[What the task requires] Omit all pictures. Copy the rest of the material exactly.

[Extracted information]

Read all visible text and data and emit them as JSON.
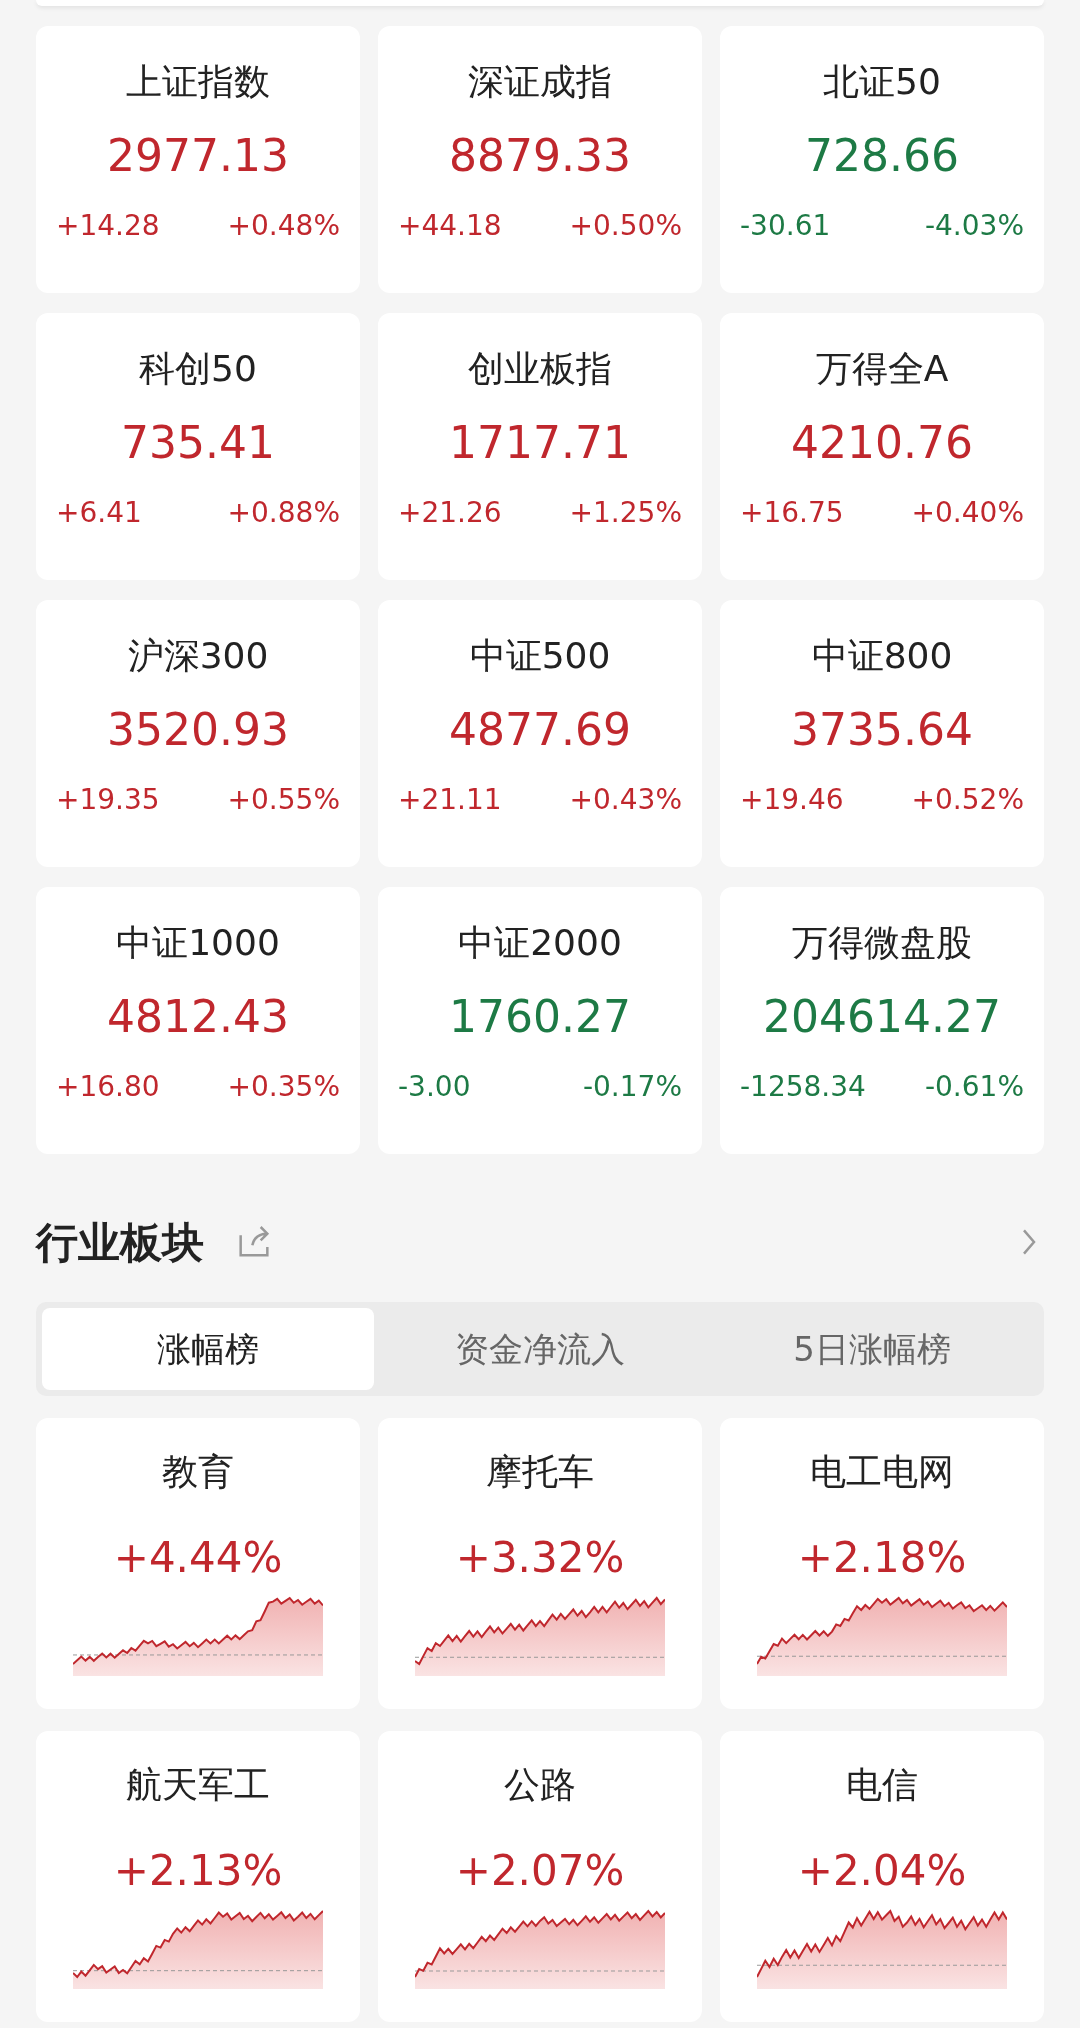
{
  "indices": [
    {
      "name": "上证指数",
      "value": "2977.13",
      "change": "+14.28",
      "percent": "+0.48%",
      "rising": true
    },
    {
      "name": "深证成指",
      "value": "8879.33",
      "change": "+44.18",
      "percent": "+0.50%",
      "rising": true
    },
    {
      "name": "北证50",
      "value": "728.66",
      "change": "-30.61",
      "percent": "-4.03%",
      "rising": false
    },
    {
      "name": "科创50",
      "value": "735.41",
      "change": "+6.41",
      "percent": "+0.88%",
      "rising": true
    },
    {
      "name": "创业板指",
      "value": "1717.71",
      "change": "+21.26",
      "percent": "+1.25%",
      "rising": true
    },
    {
      "name": "万得全A",
      "value": "4210.76",
      "change": "+16.75",
      "percent": "+0.40%",
      "rising": true
    },
    {
      "name": "沪深300",
      "value": "3520.93",
      "change": "+19.35",
      "percent": "+0.55%",
      "rising": true
    },
    {
      "name": "中证500",
      "value": "4877.69",
      "change": "+21.11",
      "percent": "+0.43%",
      "rising": true
    },
    {
      "name": "中证800",
      "value": "3735.64",
      "change": "+19.46",
      "percent": "+0.52%",
      "rising": true
    },
    {
      "name": "中证1000",
      "value": "4812.43",
      "change": "+16.80",
      "percent": "+0.35%",
      "rising": true
    },
    {
      "name": "中证2000",
      "value": "1760.27",
      "change": "-3.00",
      "percent": "-0.17%",
      "rising": false
    },
    {
      "name": "万得微盘股",
      "value": "204614.27",
      "change": "-1258.34",
      "percent": "-0.61%",
      "rising": false
    }
  ],
  "sector_section": {
    "title": "行业板块",
    "tabs": [
      {
        "label": "涨幅榜",
        "selected": true
      },
      {
        "label": "资金净流入",
        "selected": false
      },
      {
        "label": "5日涨幅榜",
        "selected": false
      }
    ],
    "sectors": [
      {
        "name": "教育",
        "percent": "+4.44%",
        "rising": true
      },
      {
        "name": "摩托车",
        "percent": "+3.32%",
        "rising": true
      },
      {
        "name": "电工电网",
        "percent": "+2.18%",
        "rising": true
      },
      {
        "name": "航天军工",
        "percent": "+2.13%",
        "rising": true
      },
      {
        "name": "公路",
        "percent": "+2.07%",
        "rising": true
      },
      {
        "name": "电信",
        "percent": "+2.04%",
        "rising": true
      }
    ]
  }
}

[Written reply]
Read all visible text and data and emit them as JSON.
{
  "indices": [
    {
      "name": "上证指数",
      "value": "2977.13",
      "change": "+14.28",
      "percent": "+0.48%",
      "rising": true
    },
    {
      "name": "深证成指",
      "value": "8879.33",
      "change": "+44.18",
      "percent": "+0.50%",
      "rising": true
    },
    {
      "name": "北证50",
      "value": "728.66",
      "change": "-30.61",
      "percent": "-4.03%",
      "rising": false
    },
    {
      "name": "科创50",
      "value": "735.41",
      "change": "+6.41",
      "percent": "+0.88%",
      "rising": true
    },
    {
      "name": "创业板指",
      "value": "1717.71",
      "change": "+21.26",
      "percent": "+1.25%",
      "rising": true
    },
    {
      "name": "万得全A",
      "value": "4210.76",
      "change": "+16.75",
      "percent": "+0.40%",
      "rising": true
    },
    {
      "name": "沪深300",
      "value": "3520.93",
      "change": "+19.35",
      "percent": "+0.55%",
      "rising": true
    },
    {
      "name": "中证500",
      "value": "4877.69",
      "change": "+21.11",
      "percent": "+0.43%",
      "rising": true
    },
    {
      "name": "中证800",
      "value": "3735.64",
      "change": "+19.46",
      "percent": "+0.52%",
      "rising": true
    },
    {
      "name": "中证1000",
      "value": "4812.43",
      "change": "+16.80",
      "percent": "+0.35%",
      "rising": true
    },
    {
      "name": "中证2000",
      "value": "1760.27",
      "change": "-3.00",
      "percent": "-0.17%",
      "rising": false
    },
    {
      "name": "万得微盘股",
      "value": "204614.27",
      "change": "-1258.34",
      "percent": "-0.61%",
      "rising": false
    }
  ],
  "sector_section": {
    "title": "行业板块",
    "tabs": [
      {
        "label": "涨幅榜",
        "selected": true
      },
      {
        "label": "资金净流入",
        "selected": false
      },
      {
        "label": "5日涨幅榜",
        "selected": false
      }
    ],
    "sectors": [
      {
        "name": "教育",
        "percent": "+4.44%",
        "rising": true
      },
      {
        "name": "摩托车",
        "percent": "+3.32%",
        "rising": true
      },
      {
        "name": "电工电网",
        "percent": "+2.18%",
        "rising": true
      },
      {
        "name": "航天军工",
        "percent": "+2.13%",
        "rising": true
      },
      {
        "name": "公路",
        "percent": "+2.07%",
        "rising": true
      },
      {
        "name": "电信",
        "percent": "+2.04%",
        "rising": true
      }
    ]
  }
}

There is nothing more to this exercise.